Some records
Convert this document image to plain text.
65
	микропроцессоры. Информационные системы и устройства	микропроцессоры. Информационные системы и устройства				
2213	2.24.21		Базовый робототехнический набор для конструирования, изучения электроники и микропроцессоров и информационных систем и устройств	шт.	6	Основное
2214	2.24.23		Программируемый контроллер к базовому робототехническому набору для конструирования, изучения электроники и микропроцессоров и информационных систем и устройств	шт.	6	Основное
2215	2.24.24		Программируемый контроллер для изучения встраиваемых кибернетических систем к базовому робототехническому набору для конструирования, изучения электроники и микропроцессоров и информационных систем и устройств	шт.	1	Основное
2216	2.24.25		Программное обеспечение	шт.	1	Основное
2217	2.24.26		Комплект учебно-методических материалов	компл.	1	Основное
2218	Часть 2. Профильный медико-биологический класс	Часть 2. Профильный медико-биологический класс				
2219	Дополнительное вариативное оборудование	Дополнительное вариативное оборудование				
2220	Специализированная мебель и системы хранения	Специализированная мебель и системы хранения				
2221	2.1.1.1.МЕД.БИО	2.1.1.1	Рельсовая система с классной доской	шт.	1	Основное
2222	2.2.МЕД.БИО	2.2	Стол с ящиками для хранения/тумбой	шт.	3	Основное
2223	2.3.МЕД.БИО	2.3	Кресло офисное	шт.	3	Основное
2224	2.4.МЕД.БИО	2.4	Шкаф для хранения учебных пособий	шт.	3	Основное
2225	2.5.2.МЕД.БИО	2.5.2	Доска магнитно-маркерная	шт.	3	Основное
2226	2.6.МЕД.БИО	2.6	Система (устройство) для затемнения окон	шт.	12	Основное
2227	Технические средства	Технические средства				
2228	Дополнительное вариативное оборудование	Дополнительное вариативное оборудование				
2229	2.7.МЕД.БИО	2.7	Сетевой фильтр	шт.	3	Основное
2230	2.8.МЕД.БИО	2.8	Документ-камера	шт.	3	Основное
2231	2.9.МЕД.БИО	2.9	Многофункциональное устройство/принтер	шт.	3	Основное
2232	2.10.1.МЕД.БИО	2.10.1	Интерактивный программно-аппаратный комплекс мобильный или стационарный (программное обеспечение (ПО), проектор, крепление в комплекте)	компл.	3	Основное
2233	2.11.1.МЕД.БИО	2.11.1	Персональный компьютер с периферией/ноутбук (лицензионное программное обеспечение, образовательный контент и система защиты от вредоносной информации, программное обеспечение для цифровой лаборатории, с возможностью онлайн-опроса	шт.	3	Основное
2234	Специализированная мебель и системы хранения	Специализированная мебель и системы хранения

## TASK TO CARRY OUT
All of the entries above need to be reproduced exactly.

## OUTPUT OF THE TASK
Convert this document image to plain text.
65
	микропроцессоры. Информационные системы и устройства	микропроцессоры. Информационные системы и устройства				
2213	2.24.21		Базовый робототехнический набор для конструирования, изучения электроники и микропроцессоров и информационных систем и устройств	шт.	6	Основное
2214	2.24.23		Программируемый контроллер к базовому робототехническому набору для конструирования, изучения электроники и микропроцессоров и информационных систем и устройств	шт.	6	Основное
2215	2.24.24		Программируемый контроллер для изучения встраиваемых кибернетических систем к базовому робототехническому набору для конструирования, изучения электроники и микропроцессоров и информационных систем и устройств	шт.	1	Основное
2216	2.24.25		Программное обеспечение	шт.	1	Основное
2217	2.24.26		Комплект учебно-методических материалов	компл.	1	Основное
2218	Часть 2. Профильный медико-биологический класс	Часть 2. Профильный медико-биологический класс				
2219	Дополнительное вариативное оборудование	Дополнительное вариативное оборудование				
2220	Специализированная мебель и системы хранения	Специализированная мебель и системы хранения				
2221	2.1.1.1.МЕД.БИО	2.1.1.1	Рельсовая система с классной доской	шт.	1	Основное
2222	2.2.МЕД.БИО	2.2	Стол с ящиками для хранения/тумбой	шт.	3	Основное
2223	2.3.МЕД.БИО	2.3	Кресло офисное	шт.	3	Основное
2224	2.4.МЕД.БИО	2.4	Шкаф для хранения учебных пособий	шт.	3	Основное
2225	2.5.2.МЕД.БИО	2.5.2	Доска магнитно-маркерная	шт.	3	Основное
2226	2.6.МЕД.БИО	2.6	Система (устройство) для затемнения окон	шт.	12	Основное
2227	Технические средства	Технические средства				
2228	Дополнительное вариативное оборудование	Дополнительное вариативное оборудование				
2229	2.7.МЕД.БИО	2.7	Сетевой фильтр	шт.	3	Основное
2230	2.8.МЕД.БИО	2.8	Документ-камера	шт.	3	Основное
2231	2.9.МЕД.БИО	2.9	Многофункциональное устройство/принтер	шт.	3	Основное
2232	2.10.1.МЕД.БИО	2.10.1	Интерактивный программно-аппаратный комплекс мобильный или стационарный (программное обеспечение (ПО), проектор, крепление в комплекте)	компл.	3	Основное
2233	2.11.1.МЕД.БИО	2.11.1	Персональный компьютер с периферией/ноутбук (лицензионное программное обеспечение, образовательный контент и система защиты от вредоносной информации, программное обеспечение для цифровой лаборатории, с возможностью онлайн-опроса	шт.	3	Основное
2234	Специализированная мебель и системы хранения	Специализированная мебель и системы хранения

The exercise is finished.